The records that follow must be reproduced in full, exactly as written.

......

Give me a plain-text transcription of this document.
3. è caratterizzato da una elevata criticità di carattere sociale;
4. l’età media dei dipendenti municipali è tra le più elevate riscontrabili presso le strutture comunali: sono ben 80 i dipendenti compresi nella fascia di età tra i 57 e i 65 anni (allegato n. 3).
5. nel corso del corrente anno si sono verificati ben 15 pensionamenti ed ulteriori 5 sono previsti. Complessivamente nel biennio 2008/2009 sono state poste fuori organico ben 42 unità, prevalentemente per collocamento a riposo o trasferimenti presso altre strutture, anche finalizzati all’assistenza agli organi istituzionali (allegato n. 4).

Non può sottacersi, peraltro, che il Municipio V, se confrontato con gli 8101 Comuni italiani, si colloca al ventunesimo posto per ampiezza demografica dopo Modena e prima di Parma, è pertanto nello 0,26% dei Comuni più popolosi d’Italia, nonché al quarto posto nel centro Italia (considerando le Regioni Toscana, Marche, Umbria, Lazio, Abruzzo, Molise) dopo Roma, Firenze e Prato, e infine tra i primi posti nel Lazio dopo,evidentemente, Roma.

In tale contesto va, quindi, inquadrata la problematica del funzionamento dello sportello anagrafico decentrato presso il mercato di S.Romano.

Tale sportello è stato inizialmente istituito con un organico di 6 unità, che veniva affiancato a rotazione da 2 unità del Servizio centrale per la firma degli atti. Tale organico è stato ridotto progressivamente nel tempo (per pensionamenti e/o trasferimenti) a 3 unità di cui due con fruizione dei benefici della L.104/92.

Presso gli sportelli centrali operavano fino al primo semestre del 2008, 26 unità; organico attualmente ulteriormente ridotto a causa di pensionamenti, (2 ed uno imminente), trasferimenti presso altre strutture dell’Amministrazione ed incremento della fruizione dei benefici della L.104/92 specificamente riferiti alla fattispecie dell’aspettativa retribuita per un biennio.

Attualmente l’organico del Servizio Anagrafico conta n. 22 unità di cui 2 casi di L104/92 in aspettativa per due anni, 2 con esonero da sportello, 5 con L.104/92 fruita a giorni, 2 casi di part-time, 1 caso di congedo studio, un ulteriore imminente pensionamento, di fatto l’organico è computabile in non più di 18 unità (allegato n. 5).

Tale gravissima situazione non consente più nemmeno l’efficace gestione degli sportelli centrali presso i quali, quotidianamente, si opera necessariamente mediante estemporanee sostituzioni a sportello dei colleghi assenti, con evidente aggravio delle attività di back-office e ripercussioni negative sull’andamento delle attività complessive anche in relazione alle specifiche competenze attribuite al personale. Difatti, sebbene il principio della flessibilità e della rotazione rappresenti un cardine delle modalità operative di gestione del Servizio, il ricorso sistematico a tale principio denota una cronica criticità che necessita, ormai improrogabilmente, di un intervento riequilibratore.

......

#### PROBLEM SOLUTION
Give me a plain-text transcription of this document.
3. è caratterizzato da una elevata criticità di carattere sociale;
4. l’età media dei dipendenti municipali è tra le più elevate riscontrabili presso le strutture comunali: sono ben 80 i dipendenti compresi nella fascia di età tra i 57 e i 65 anni (allegato n. 3).
5. nel corso del corrente anno si sono verificati ben 15 pensionamenti ed ulteriori 5 sono previsti. Complessivamente nel biennio 2008/2009 sono state poste fuori organico ben 42 unità, prevalentemente per collocamento a riposo o trasferimenti presso altre strutture, anche finalizzati all’assistenza agli organi istituzionali (allegato n. 4).

Non può sottacersi, peraltro, che il Municipio V, se confrontato con gli 8101 Comuni italiani, si colloca al ventunesimo posto per ampiezza demografica dopo Modena e prima di Parma, è pertanto nello 0,26% dei Comuni più popolosi d’Italia, nonché al quarto posto nel centro Italia (considerando le Regioni Toscana, Marche, Umbria, Lazio, Abruzzo, Molise) dopo Roma, Firenze e Prato, e infine tra i primi posti nel Lazio dopo,evidentemente, Roma.

In tale contesto va, quindi, inquadrata la problematica del funzionamento dello sportello anagrafico decentrato presso il mercato di S.Romano.

Tale sportello è stato inizialmente istituito con un organico di 6 unità, che veniva affiancato a rotazione da 2 unità del Servizio centrale per la firma degli atti. Tale organico è stato ridotto progressivamente nel tempo (per pensionamenti e/o trasferimenti) a 3 unità di cui due con fruizione dei benefici della L.104/92.

Presso gli sportelli centrali operavano fino al primo semestre del 2008, 26 unità; organico attualmente ulteriormente ridotto a causa di pensionamenti, (2 ed uno imminente), trasferimenti presso altre strutture dell’Amministrazione ed incremento della fruizione dei benefici della L.104/92 specificamente riferiti alla fattispecie dell’aspettativa retribuita per un biennio.

Attualmente l’organico del Servizio Anagrafico conta n. 22 unità di cui 2 casi di L104/92 in aspettativa per due anni, 2 con esonero da sportello, 5 con L.104/92 fruita a giorni, 2 casi di part-time, 1 caso di congedo studio, un ulteriore imminente pensionamento, di fatto l’organico è computabile in non più di 18 unità (allegato n. 5).

Tale gravissima situazione non consente più nemmeno l’efficace gestione degli sportelli centrali presso i quali, quotidianamente, si opera necessariamente mediante estemporanee sostituzioni a sportello dei colleghi assenti, con evidente aggravio delle attività di back-office e ripercussioni negative sull’andamento delle attività complessive anche in relazione alle specifiche competenze attribuite al personale. Difatti, sebbene il principio della flessibilità e della rotazione rappresenti un cardine delle modalità operative di gestione del Servizio, il ricorso sistematico a tale principio denota una cronica criticità che necessita, ormai improrogabilmente, di un intervento riequilibratore.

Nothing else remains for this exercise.